**Problem**
Set down every entry again word for word, please, but skip the pictures.

-- start --

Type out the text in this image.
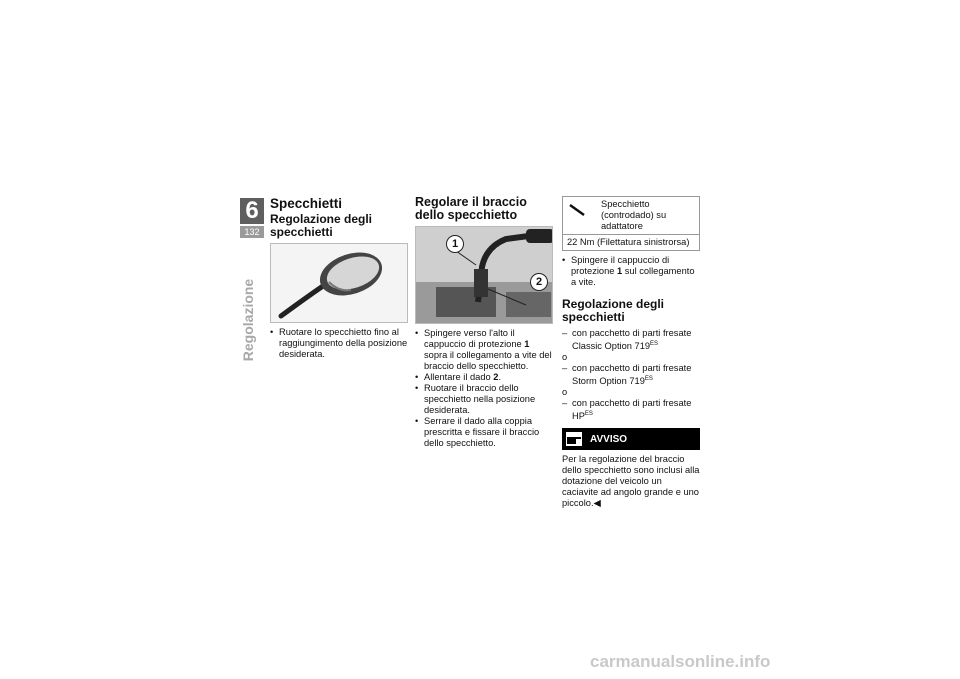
6
132
Regolazione
Specchietti
Regolazione degli specchietti
• Ruotare lo specchietto fino al raggiungimento della posizione desiderata.
Regolare il braccio dello specchietto
1
2
• Spingere verso l'alto il cappuccio di protezione 1 sopra il collegamento a vite del braccio dello specchietto.
• Allentare il dado 2.
• Ruotare il braccio dello specchietto nella posizione desiderata.
• Serrare il dado alla coppia prescritta e fissare il braccio dello specchietto.
	Specchietto (controdado) su adattatore
22 Nm (Filettatura sinistrorsa)
• Spingere il cappuccio di protezione 1 sul collegamento a vite.
Regolazione degli specchietti
– con pacchetto di parti fresate Classic Option $719^{ES}$
o
– con pacchetto di parti fresate Storm Option $719^{ES}$
o
– con pacchetto di parti fresate $HP^{ES}$
AVVISO
Per la regolazione del braccio dello specchietto sono inclusi alla dotazione del veicolo un caciavite ad angolo grande e uno piccolo.◀
carmanualsonline.info
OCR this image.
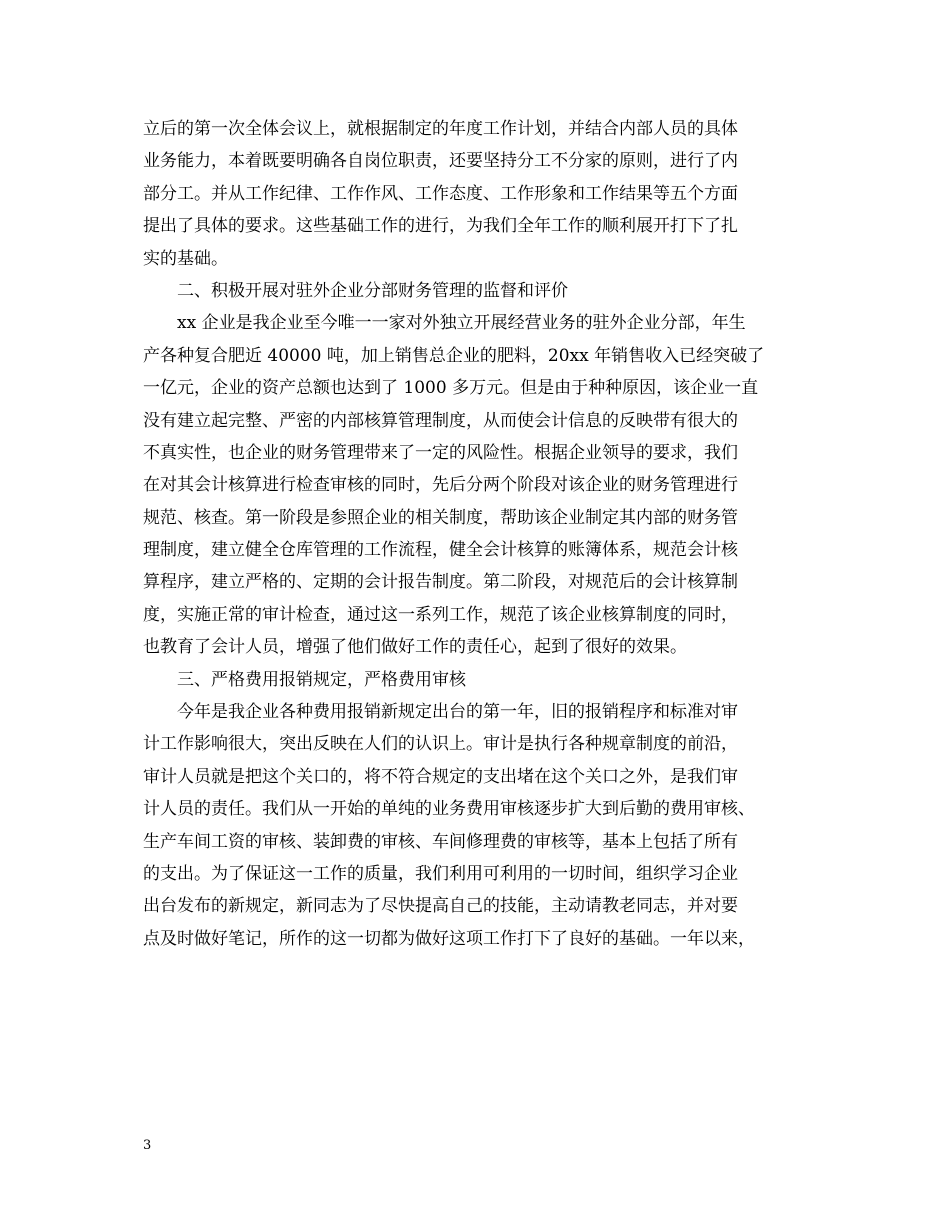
立后的第一次全体会议上，就根据制定的年度工作计划，并结合内部人员的具体
业务能力，本着既要明确各自岗位职责，还要坚持分工不分家的原则，进行了内
部分工。并从工作纪律、工作作风、工作态度、工作形象和工作结果等五个方面
提出了具体的要求。这些基础工作的进行，为我们全年工作的顺利展开打下了扎
实的基础。
二、积极开展对驻外企业分部财务管理的监督和评价
xx 企业是我企业至今唯一一家对外独立开展经营业务的驻外企业分部，年生
产各种复合肥近 40000 吨，加上销售总企业的肥料，20xx 年销售收入已经突破了
一亿元，企业的资产总额也达到了 1000 多万元。但是由于种种原因，该企业一直
没有建立起完整、严密的内部核算管理制度，从而使会计信息的反映带有很大的
不真实性，也企业的财务管理带来了一定的风险性。根据企业领导的要求，我们
在对其会计核算进行检查审核的同时，先后分两个阶段对该企业的财务管理进行
规范、核查。第一阶段是参照企业的相关制度，帮助该企业制定其内部的财务管
理制度，建立健全仓库管理的工作流程，健全会计核算的账簿体系，规范会计核
算程序，建立严格的、定期的会计报告制度。第二阶段，对规范后的会计核算制
度，实施正常的审计检查，通过这一系列工作，规范了该企业核算制度的同时，
也教育了会计人员，增强了他们做好工作的责任心，起到了很好的效果。
三、严格费用报销规定，严格费用审核
今年是我企业各种费用报销新规定出台的第一年，旧的报销程序和标准对审
计工作影响很大，突出反映在人们的认识上。审计是执行各种规章制度的前沿，
审计人员就是把这个关口的，将不符合规定的支出堵在这个关口之外，是我们审
计人员的责任。我们从一开始的单纯的业务费用审核逐步扩大到后勤的费用审核、
生产车间工资的审核、装卸费的审核、车间修理费的审核等，基本上包括了所有
的支出。为了保证这一工作的质量，我们利用可利用的一切时间，组织学习企业
出台发布的新规定，新同志为了尽快提高自己的技能，主动请教老同志，并对要
点及时做好笔记，所作的这一切都为做好这项工作打下了良好的基础。一年以来，
3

-- end --

**Result of the task**
Type out the text in this image.
6
132
Regolazione
Specchietti
Regolazione degli specchietti
• Ruotare lo specchietto fino al raggiungimento della posizione desiderata.
Regolare il braccio dello specchietto
1
2
• Spingere verso l'alto il cappuccio di protezione 1 sopra il collegamento a vite del braccio dello specchietto.
• Allentare il dado 2.
• Ruotare il braccio dello specchietto nella posizione desiderata.
• Serrare il dado alla coppia prescritta e fissare il braccio dello specchietto.
	Specchietto (controdado) su adattatore
22 Nm (Filettatura sinistrorsa)
• Spingere il cappuccio di protezione 1 sul collegamento a vite.
Regolazione degli specchietti
– con pacchetto di parti fresate Classic Option $719^{ES}$
o
– con pacchetto di parti fresate Storm Option $719^{ES}$
o
– con pacchetto di parti fresate $HP^{ES}$
AVVISO
Per la regolazione del braccio dello specchietto sono inclusi alla dotazione del veicolo un caciavite ad angolo grande e uno piccolo.◀
carmanualsonline.info
OCR this image.
立后的第一次全体会议上，就根据制定的年度工作计划，并结合内部人员的具体
业务能力，本着既要明确各自岗位职责，还要坚持分工不分家的原则，进行了内
部分工。并从工作纪律、工作作风、工作态度、工作形象和工作结果等五个方面
提出了具体的要求。这些基础工作的进行，为我们全年工作的顺利展开打下了扎
实的基础。
二、积极开展对驻外企业分部财务管理的监督和评价
xx 企业是我企业至今唯一一家对外独立开展经营业务的驻外企业分部，年生
产各种复合肥近 40000 吨，加上销售总企业的肥料，20xx 年销售收入已经突破了
一亿元，企业的资产总额也达到了 1000 多万元。但是由于种种原因，该企业一直
没有建立起完整、严密的内部核算管理制度，从而使会计信息的反映带有很大的
不真实性，也企业的财务管理带来了一定的风险性。根据企业领导的要求，我们
在对其会计核算进行检查审核的同时，先后分两个阶段对该企业的财务管理进行
规范、核查。第一阶段是参照企业的相关制度，帮助该企业制定其内部的财务管
理制度，建立健全仓库管理的工作流程，健全会计核算的账簿体系，规范会计核
算程序，建立严格的、定期的会计报告制度。第二阶段，对规范后的会计核算制
度，实施正常的审计检查，通过这一系列工作，规范了该企业核算制度的同时，
也教育了会计人员，增强了他们做好工作的责任心，起到了很好的效果。
三、严格费用报销规定，严格费用审核
今年是我企业各种费用报销新规定出台的第一年，旧的报销程序和标准对审
计工作影响很大，突出反映在人们的认识上。审计是执行各种规章制度的前沿，
审计人员就是把这个关口的，将不符合规定的支出堵在这个关口之外，是我们审
计人员的责任。我们从一开始的单纯的业务费用审核逐步扩大到后勤的费用审核、
生产车间工资的审核、装卸费的审核、车间修理费的审核等，基本上包括了所有
的支出。为了保证这一工作的质量，我们利用可利用的一切时间，组织学习企业
出台发布的新规定，新同志为了尽快提高自己的技能，主动请教老同志，并对要
点及时做好笔记，所作的这一切都为做好这项工作打下了良好的基础。一年以来，
3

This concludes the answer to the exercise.